AIM OF THE EXERCISE: Pictures are excluded from this exercise. Transcribe exactly the lines from the one containing "Read out every word on this page." through the last line of the listing.

PROVIDED RECORDS:
——
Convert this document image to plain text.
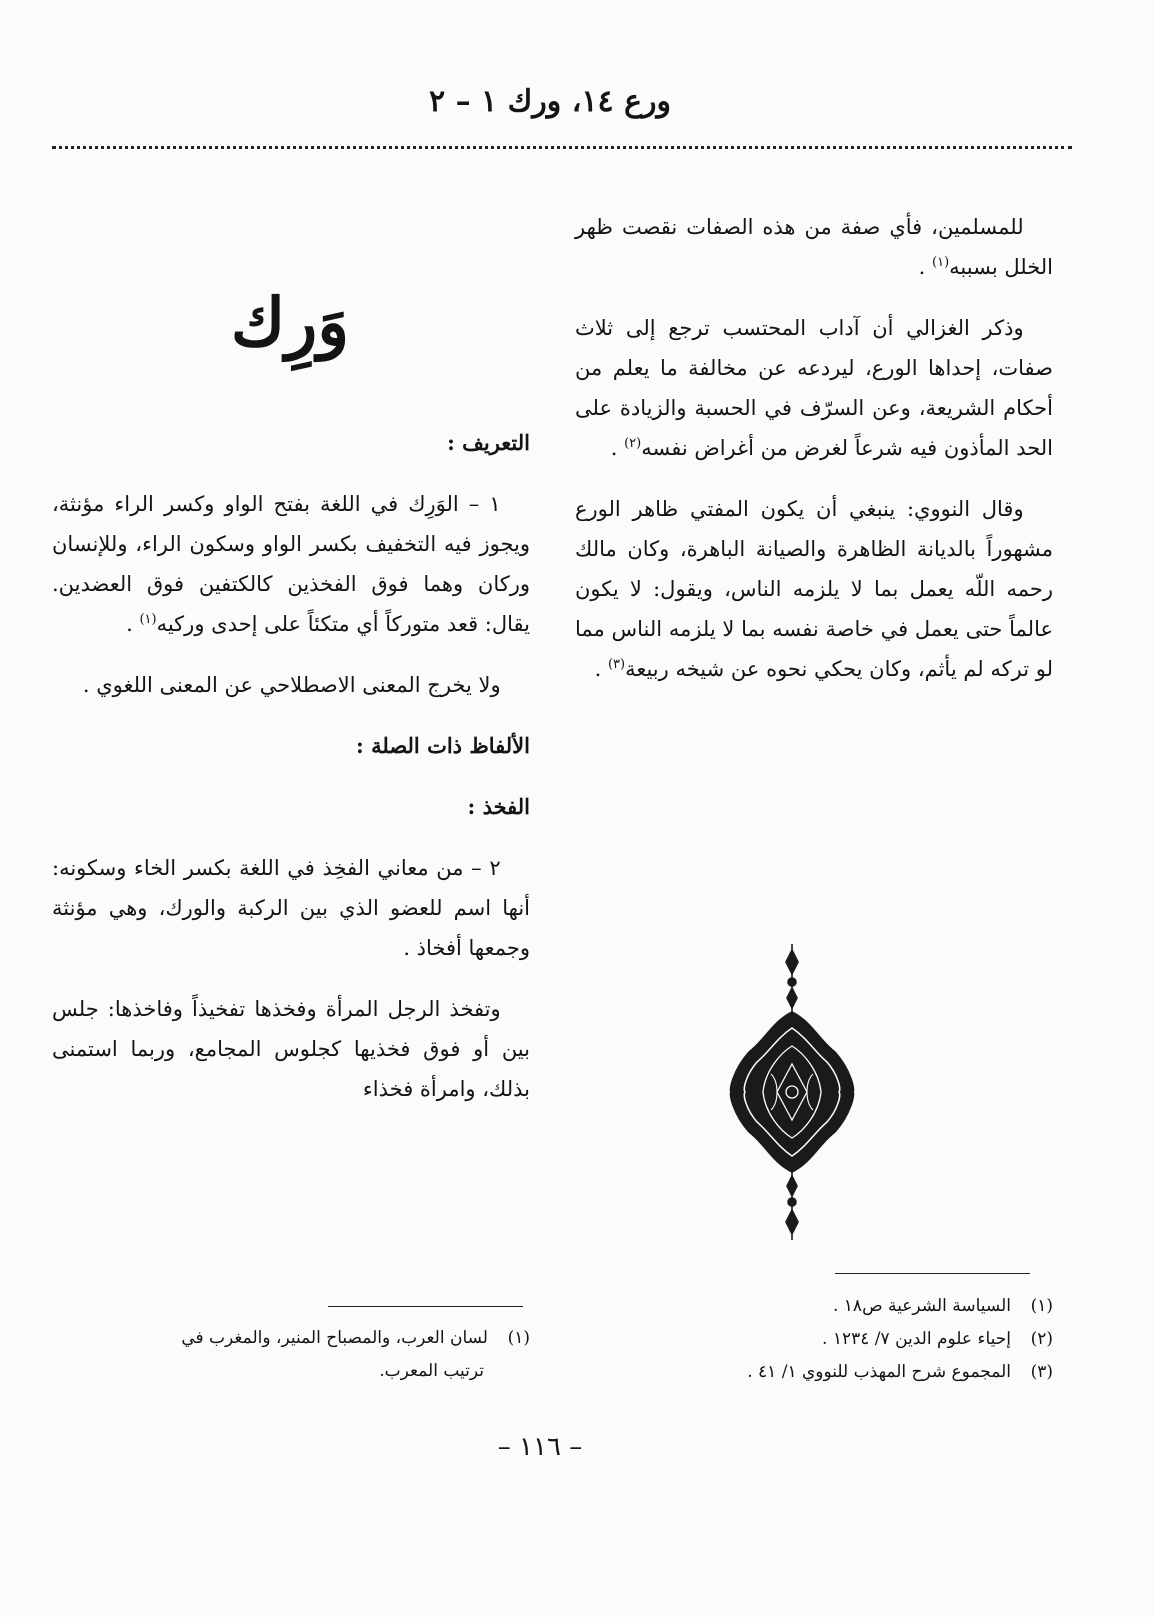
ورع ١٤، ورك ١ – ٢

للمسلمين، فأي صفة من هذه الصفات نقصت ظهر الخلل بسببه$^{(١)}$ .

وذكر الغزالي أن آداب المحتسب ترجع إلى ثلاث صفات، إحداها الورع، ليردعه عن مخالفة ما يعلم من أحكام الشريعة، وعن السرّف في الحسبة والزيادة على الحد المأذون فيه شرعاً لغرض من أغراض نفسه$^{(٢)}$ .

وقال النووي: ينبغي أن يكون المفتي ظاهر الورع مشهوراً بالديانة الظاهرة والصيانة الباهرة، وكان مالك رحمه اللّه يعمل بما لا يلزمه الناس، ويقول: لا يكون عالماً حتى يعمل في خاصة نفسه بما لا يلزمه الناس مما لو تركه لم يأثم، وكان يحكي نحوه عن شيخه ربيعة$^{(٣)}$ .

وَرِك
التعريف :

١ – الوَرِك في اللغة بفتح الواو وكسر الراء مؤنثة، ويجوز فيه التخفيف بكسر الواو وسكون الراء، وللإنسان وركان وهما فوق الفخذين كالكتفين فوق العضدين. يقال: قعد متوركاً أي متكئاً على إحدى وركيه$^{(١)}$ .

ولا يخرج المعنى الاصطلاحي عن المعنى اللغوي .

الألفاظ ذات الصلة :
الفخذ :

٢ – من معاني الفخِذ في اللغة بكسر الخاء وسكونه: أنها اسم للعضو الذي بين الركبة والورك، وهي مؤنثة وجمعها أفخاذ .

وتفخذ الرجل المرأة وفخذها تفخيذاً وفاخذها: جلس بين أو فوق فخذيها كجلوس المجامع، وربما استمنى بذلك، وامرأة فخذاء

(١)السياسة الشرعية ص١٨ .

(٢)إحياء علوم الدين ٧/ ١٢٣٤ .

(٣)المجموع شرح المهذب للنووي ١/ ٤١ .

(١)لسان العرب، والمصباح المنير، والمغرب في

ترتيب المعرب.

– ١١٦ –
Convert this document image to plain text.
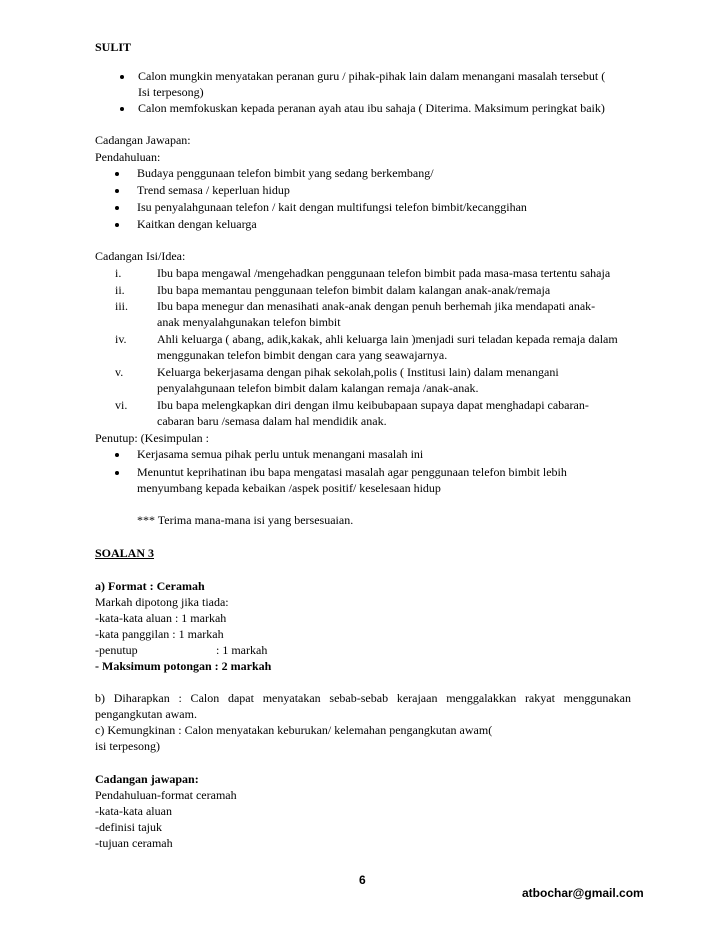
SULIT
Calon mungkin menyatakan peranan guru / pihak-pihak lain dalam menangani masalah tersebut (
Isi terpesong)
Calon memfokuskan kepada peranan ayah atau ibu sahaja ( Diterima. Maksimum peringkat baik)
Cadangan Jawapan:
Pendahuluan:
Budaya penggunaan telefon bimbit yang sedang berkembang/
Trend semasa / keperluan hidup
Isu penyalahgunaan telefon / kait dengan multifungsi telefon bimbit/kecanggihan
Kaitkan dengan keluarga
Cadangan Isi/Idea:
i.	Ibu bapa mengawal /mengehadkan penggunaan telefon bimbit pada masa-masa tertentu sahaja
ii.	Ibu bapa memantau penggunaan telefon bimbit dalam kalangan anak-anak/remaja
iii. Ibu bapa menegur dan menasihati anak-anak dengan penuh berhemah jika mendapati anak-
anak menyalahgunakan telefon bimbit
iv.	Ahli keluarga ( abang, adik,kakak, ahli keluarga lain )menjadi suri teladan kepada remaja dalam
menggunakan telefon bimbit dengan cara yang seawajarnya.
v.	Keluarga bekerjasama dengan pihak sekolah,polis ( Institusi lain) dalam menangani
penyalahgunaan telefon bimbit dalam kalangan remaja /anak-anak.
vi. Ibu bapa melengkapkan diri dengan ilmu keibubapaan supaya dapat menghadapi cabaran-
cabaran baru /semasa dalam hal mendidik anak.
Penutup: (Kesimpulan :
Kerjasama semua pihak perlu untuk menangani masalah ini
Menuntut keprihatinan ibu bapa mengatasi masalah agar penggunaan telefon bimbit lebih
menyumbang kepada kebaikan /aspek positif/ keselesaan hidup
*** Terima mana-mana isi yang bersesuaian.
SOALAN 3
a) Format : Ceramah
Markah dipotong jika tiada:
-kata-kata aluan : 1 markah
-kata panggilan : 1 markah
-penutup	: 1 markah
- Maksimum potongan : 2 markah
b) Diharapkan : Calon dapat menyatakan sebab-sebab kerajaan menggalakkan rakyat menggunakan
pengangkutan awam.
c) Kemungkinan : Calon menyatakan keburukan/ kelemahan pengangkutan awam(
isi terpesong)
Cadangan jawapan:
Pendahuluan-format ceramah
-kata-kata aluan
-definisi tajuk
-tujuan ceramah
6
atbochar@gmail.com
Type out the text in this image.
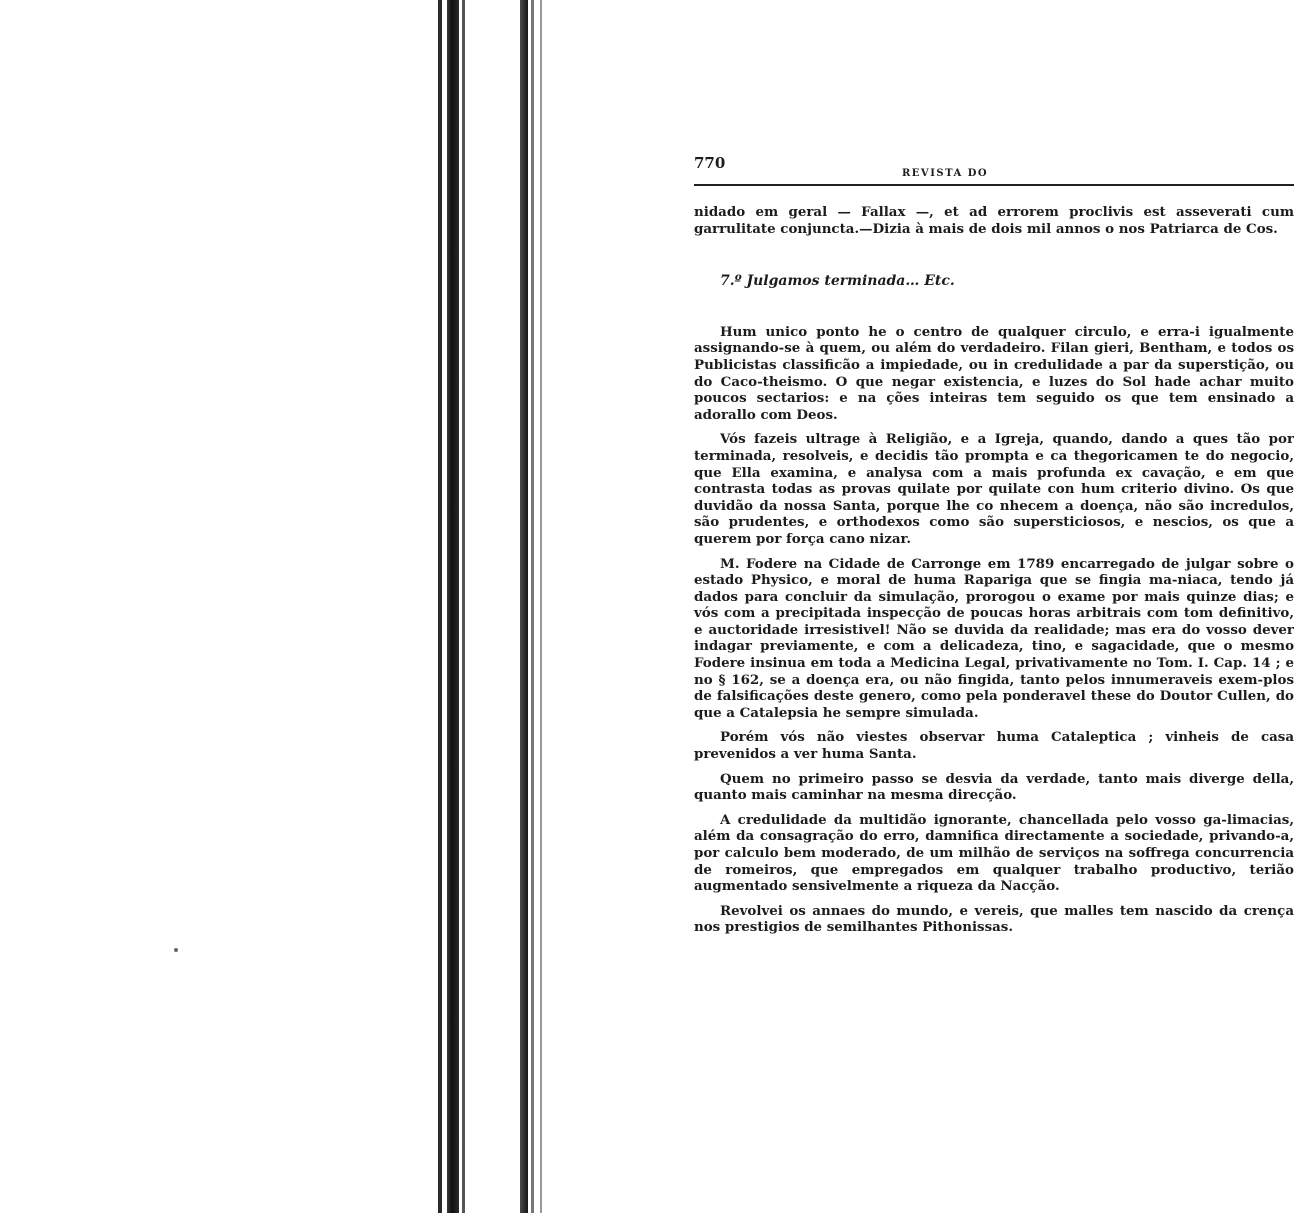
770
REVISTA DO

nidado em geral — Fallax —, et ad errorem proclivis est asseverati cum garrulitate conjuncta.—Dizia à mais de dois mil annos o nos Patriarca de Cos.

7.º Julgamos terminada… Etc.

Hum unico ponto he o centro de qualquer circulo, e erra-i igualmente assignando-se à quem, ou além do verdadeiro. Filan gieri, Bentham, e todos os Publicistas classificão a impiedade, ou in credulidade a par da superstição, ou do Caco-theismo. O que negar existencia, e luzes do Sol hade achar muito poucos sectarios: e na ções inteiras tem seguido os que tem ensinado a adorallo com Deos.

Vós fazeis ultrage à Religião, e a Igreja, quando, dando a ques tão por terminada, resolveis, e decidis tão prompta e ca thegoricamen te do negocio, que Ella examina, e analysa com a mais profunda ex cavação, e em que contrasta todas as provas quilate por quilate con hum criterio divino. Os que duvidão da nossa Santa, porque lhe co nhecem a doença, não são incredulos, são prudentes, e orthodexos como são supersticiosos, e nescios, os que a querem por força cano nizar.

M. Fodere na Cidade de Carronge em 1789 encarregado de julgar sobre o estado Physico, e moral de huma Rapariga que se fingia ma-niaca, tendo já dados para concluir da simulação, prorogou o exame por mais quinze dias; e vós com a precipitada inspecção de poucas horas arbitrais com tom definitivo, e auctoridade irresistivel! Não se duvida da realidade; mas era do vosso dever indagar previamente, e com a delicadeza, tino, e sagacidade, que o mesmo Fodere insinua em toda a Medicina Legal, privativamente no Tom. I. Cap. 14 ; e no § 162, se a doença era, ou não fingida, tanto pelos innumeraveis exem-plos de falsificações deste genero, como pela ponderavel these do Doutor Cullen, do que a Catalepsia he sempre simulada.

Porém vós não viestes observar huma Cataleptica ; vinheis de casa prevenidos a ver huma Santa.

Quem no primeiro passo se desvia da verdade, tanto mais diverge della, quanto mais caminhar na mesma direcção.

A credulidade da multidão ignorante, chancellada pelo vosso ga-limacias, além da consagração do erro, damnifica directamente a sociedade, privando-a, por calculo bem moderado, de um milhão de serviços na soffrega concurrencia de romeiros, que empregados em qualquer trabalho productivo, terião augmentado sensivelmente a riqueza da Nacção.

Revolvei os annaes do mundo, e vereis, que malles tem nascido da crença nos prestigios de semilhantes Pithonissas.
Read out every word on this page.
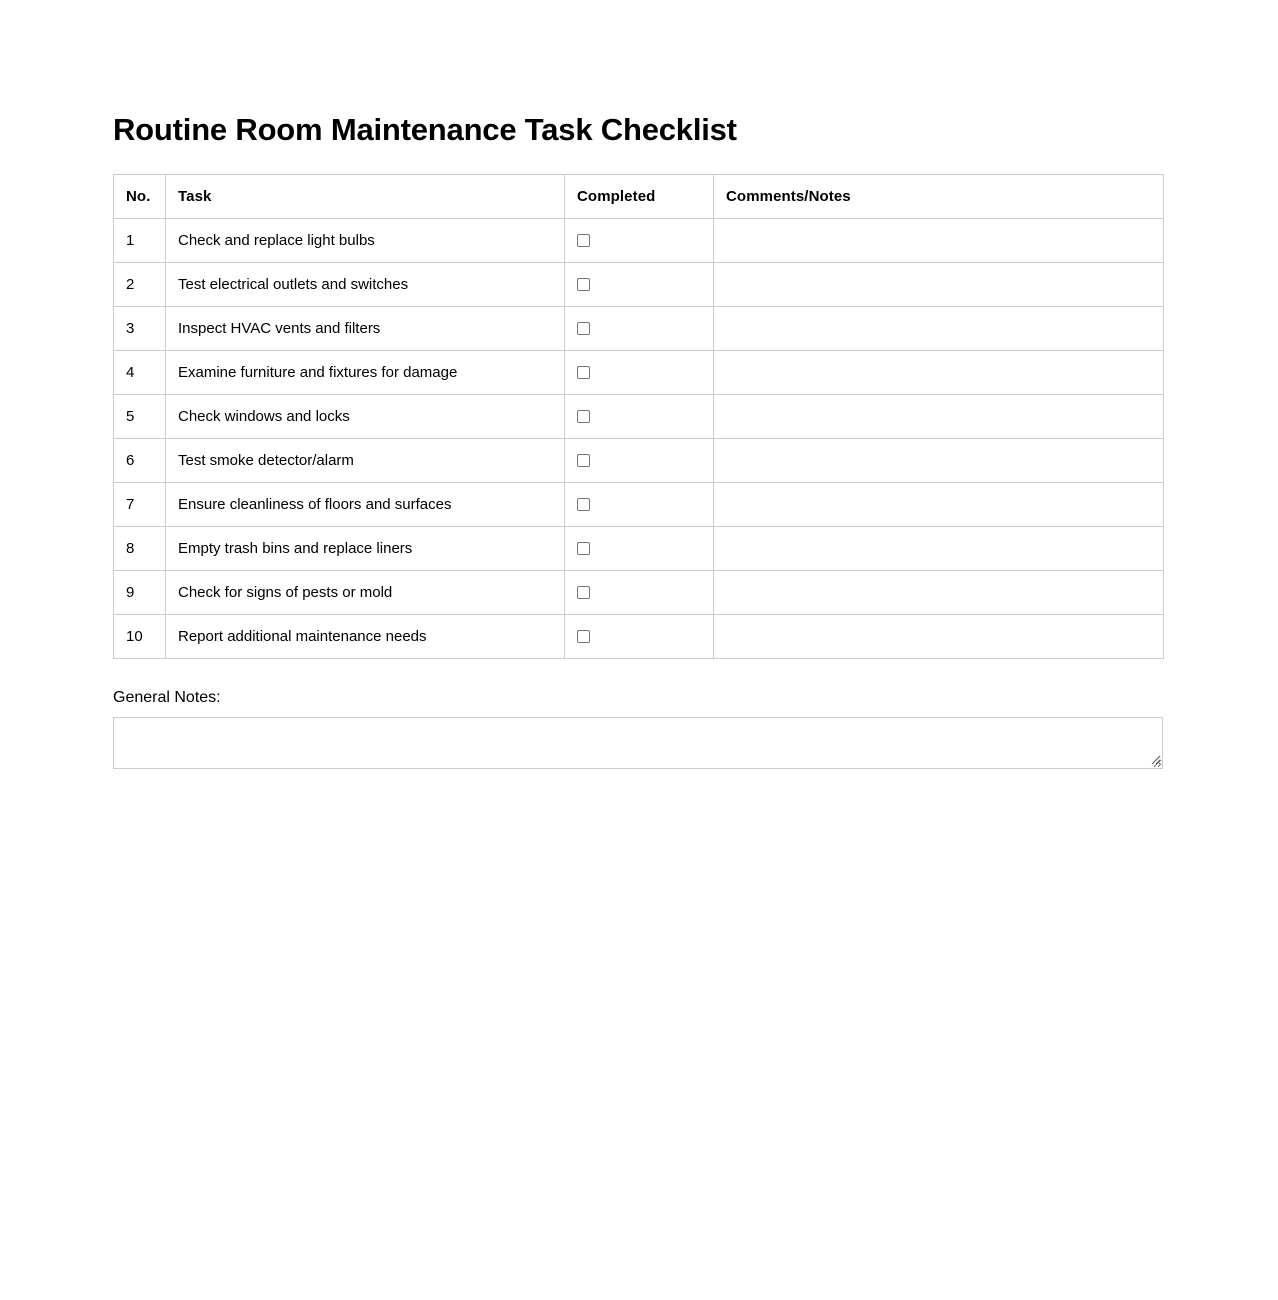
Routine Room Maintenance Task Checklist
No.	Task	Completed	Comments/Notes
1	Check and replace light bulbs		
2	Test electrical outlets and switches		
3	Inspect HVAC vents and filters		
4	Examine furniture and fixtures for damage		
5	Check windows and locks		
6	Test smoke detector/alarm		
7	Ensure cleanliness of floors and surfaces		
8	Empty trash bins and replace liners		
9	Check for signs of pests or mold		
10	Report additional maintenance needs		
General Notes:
——
WORKED ANSWER:
Read out every word on this page.
Routine Room Maintenance Task Checklist
No.	Task	Completed	Comments/Notes
1	Check and replace light bulbs		
2	Test electrical outlets and switches		
3	Inspect HVAC vents and filters		
4	Examine furniture and fixtures for damage		
5	Check windows and locks		
6	Test smoke detector/alarm		
7	Ensure cleanliness of floors and surfaces		
8	Empty trash bins and replace liners		
9	Check for signs of pests or mold		
10	Report additional maintenance needs		
General Notes:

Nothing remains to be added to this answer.